Dataset records
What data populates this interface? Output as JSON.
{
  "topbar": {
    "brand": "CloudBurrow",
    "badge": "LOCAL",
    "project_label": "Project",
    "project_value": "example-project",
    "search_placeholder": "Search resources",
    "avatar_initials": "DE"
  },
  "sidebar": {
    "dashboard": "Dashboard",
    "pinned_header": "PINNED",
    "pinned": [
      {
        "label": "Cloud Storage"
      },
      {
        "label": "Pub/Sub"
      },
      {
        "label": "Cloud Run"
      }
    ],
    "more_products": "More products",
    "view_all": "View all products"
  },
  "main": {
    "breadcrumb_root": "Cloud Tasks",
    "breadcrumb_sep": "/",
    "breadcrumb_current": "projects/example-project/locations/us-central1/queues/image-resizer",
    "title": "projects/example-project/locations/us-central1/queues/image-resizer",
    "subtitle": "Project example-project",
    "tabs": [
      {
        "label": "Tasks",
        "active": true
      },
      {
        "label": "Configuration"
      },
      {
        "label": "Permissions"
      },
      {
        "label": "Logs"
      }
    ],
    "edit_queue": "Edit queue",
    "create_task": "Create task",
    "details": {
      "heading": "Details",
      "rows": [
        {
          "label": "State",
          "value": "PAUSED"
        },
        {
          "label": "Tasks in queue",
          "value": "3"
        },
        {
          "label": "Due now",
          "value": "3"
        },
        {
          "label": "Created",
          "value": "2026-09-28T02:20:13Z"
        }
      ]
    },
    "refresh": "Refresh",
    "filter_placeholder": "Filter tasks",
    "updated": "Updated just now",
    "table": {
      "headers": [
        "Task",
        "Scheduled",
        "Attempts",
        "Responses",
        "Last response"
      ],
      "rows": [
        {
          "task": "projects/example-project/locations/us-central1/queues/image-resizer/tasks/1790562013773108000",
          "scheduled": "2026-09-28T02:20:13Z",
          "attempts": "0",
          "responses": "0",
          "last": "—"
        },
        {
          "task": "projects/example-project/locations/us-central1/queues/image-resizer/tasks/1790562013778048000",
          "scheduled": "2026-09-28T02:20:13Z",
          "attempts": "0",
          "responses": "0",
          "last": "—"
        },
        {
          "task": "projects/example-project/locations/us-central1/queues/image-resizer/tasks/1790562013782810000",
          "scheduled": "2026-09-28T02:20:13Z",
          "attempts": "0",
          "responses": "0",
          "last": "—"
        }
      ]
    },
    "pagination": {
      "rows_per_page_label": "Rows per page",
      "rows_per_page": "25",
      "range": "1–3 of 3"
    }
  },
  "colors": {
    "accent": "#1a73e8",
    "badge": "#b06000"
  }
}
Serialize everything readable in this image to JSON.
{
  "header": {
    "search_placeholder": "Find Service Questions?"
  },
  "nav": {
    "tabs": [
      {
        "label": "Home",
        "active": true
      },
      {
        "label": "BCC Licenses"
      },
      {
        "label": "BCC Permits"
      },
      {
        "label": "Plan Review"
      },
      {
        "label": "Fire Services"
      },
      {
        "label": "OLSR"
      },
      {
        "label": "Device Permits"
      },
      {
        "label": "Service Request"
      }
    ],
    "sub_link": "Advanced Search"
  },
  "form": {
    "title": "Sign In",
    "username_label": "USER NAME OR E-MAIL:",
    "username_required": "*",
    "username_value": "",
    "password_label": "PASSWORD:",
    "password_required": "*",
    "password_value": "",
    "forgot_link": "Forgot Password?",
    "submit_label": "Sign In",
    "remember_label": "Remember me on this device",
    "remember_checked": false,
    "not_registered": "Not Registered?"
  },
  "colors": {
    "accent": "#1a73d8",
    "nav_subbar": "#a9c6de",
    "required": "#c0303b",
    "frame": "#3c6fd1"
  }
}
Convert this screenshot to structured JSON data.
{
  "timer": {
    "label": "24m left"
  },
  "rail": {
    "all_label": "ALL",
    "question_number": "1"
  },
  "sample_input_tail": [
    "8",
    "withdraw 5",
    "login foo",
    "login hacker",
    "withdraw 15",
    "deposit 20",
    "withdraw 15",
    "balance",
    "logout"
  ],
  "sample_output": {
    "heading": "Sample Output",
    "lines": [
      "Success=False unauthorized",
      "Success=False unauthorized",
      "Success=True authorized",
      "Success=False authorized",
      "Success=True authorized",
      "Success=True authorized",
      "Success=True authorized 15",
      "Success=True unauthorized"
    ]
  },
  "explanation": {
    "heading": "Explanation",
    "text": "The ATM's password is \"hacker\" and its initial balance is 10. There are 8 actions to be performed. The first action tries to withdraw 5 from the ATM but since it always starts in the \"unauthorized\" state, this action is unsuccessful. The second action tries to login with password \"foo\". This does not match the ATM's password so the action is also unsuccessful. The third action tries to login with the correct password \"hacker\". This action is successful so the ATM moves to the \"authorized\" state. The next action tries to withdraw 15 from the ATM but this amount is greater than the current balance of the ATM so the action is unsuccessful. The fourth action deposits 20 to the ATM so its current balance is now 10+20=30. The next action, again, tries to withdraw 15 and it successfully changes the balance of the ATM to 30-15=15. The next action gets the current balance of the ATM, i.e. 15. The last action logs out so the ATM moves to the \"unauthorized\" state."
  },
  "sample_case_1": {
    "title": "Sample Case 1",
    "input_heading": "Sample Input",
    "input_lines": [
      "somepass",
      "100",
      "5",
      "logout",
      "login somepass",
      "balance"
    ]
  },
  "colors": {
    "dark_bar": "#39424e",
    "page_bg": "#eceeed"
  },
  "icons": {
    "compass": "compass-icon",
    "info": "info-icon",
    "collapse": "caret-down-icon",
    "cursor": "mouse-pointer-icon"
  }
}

*REQUEST*: Take the material above and return all of it exactly.

*RESULT OF THE EXERCISE*:
What data populates this interface? Output as JSON.
{
  "topbar": {
    "brand": "CloudBurrow",
    "badge": "LOCAL",
    "project_label": "Project",
    "project_value": "example-project",
    "search_placeholder": "Search resources",
    "avatar_initials": "DE"
  },
  "sidebar": {
    "dashboard": "Dashboard",
    "pinned_header": "PINNED",
    "pinned": [
      {
        "label": "Cloud Storage"
      },
      {
        "label": "Pub/Sub"
      },
      {
        "label": "Cloud Run"
      }
    ],
    "more_products": "More products",
    "view_all": "View all products"
  },
  "main": {
    "breadcrumb_root": "Cloud Tasks",
    "breadcrumb_sep": "/",
    "breadcrumb_current": "projects/example-project/locations/us-central1/queues/image-resizer",
    "title": "projects/example-project/locations/us-central1/queues/image-resizer",
    "subtitle": "Project example-project",
    "tabs": [
      {
        "label": "Tasks",
        "active": true
      },
      {
        "label": "Configuration"
      },
      {
        "label": "Permissions"
      },
      {
        "label": "Logs"
      }
    ],
    "edit_queue": "Edit queue",
    "create_task": "Create task",
    "details": {
      "heading": "Details",
      "rows": [
        {
          "label": "State",
          "value": "PAUSED"
        },
        {
          "label": "Tasks in queue",
          "value": "3"
        },
        {
          "label": "Due now",
          "value": "3"
        },
        {
          "label": "Created",
          "value": "2026-09-28T02:20:13Z"
        }
      ]
    },
    "refresh": "Refresh",
    "filter_placeholder": "Filter tasks",
    "updated": "Updated just now",
    "table": {
      "headers": [
        "Task",
        "Scheduled",
        "Attempts",
        "Responses",
        "Last response"
      ],
      "rows": [
        {
          "task": "projects/example-project/locations/us-central1/queues/image-resizer/tasks/1790562013773108000",
          "scheduled": "2026-09-28T02:20:13Z",
          "attempts": "0",
          "responses": "0",
          "last": "—"
        },
        {
          "task": "projects/example-project/locations/us-central1/queues/image-resizer/tasks/1790562013778048000",
          "scheduled": "2026-09-28T02:20:13Z",
          "attempts": "0",
          "responses": "0",
          "last": "—"
        },
        {
          "task": "projects/example-project/locations/us-central1/queues/image-resizer/tasks/1790562013782810000",
          "scheduled": "2026-09-28T02:20:13Z",
          "attempts": "0",
          "responses": "0",
          "last": "—"
        }
      ]
    },
    "pagination": {
      "rows_per_page_label": "Rows per page",
      "rows_per_page": "25",
      "range": "1–3 of 3"
    }
  },
  "colors": {
    "accent": "#1a73e8",
    "badge": "#b06000"
  }
}
Serialize everything readable in this image to JSON.
{
  "header": {
    "search_placeholder": "Find Service Questions?"
  },
  "nav": {
    "tabs": [
      {
        "label": "Home",
        "active": true
      },
      {
        "label": "BCC Licenses"
      },
      {
        "label": "BCC Permits"
      },
      {
        "label": "Plan Review"
      },
      {
        "label": "Fire Services"
      },
      {
        "label": "OLSR"
      },
      {
        "label": "Device Permits"
      },
      {
        "label": "Service Request"
      }
    ],
    "sub_link": "Advanced Search"
  },
  "form": {
    "title": "Sign In",
    "username_label": "USER NAME OR E-MAIL:",
    "username_required": "*",
    "username_value": "",
    "password_label": "PASSWORD:",
    "password_required": "*",
    "password_value": "",
    "forgot_link": "Forgot Password?",
    "submit_label": "Sign In",
    "remember_label": "Remember me on this device",
    "remember_checked": false,
    "not_registered": "Not Registered?"
  },
  "colors": {
    "accent": "#1a73d8",
    "nav_subbar": "#a9c6de",
    "required": "#c0303b",
    "frame": "#3c6fd1"
  }
}
Convert this screenshot to structured JSON data.
{
  "timer": {
    "label": "24m left"
  },
  "rail": {
    "all_label": "ALL",
    "question_number": "1"
  },
  "sample_input_tail": [
    "8",
    "withdraw 5",
    "login foo",
    "login hacker",
    "withdraw 15",
    "deposit 20",
    "withdraw 15",
    "balance",
    "logout"
  ],
  "sample_output": {
    "heading": "Sample Output",
    "lines": [
      "Success=False unauthorized",
      "Success=False unauthorized",
      "Success=True authorized",
      "Success=False authorized",
      "Success=True authorized",
      "Success=True authorized",
      "Success=True authorized 15",
      "Success=True unauthorized"
    ]
  },
  "explanation": {
    "heading": "Explanation",
    "text": "The ATM's password is \"hacker\" and its initial balance is 10. There are 8 actions to be performed. The first action tries to withdraw 5 from the ATM but since it always starts in the \"unauthorized\" state, this action is unsuccessful. The second action tries to login with password \"foo\". This does not match the ATM's password so the action is also unsuccessful. The third action tries to login with the correct password \"hacker\". This action is successful so the ATM moves to the \"authorized\" state. The next action tries to withdraw 15 from the ATM but this amount is greater than the current balance of the ATM so the action is unsuccessful. The fourth action deposits 20 to the ATM so its current balance is now 10+20=30. The next action, again, tries to withdraw 15 and it successfully changes the balance of the ATM to 30-15=15. The next action gets the current balance of the ATM, i.e. 15. The last action logs out so the ATM moves to the \"unauthorized\" state."
  },
  "sample_case_1": {
    "title": "Sample Case 1",
    "input_heading": "Sample Input",
    "input_lines": [
      "somepass",
      "100",
      "5",
      "logout",
      "login somepass",
      "balance"
    ]
  },
  "colors": {
    "dark_bar": "#39424e",
    "page_bg": "#eceeed"
  },
  "icons": {
    "compass": "compass-icon",
    "info": "info-icon",
    "collapse": "caret-down-icon",
    "cursor": "mouse-pointer-icon"
  }
}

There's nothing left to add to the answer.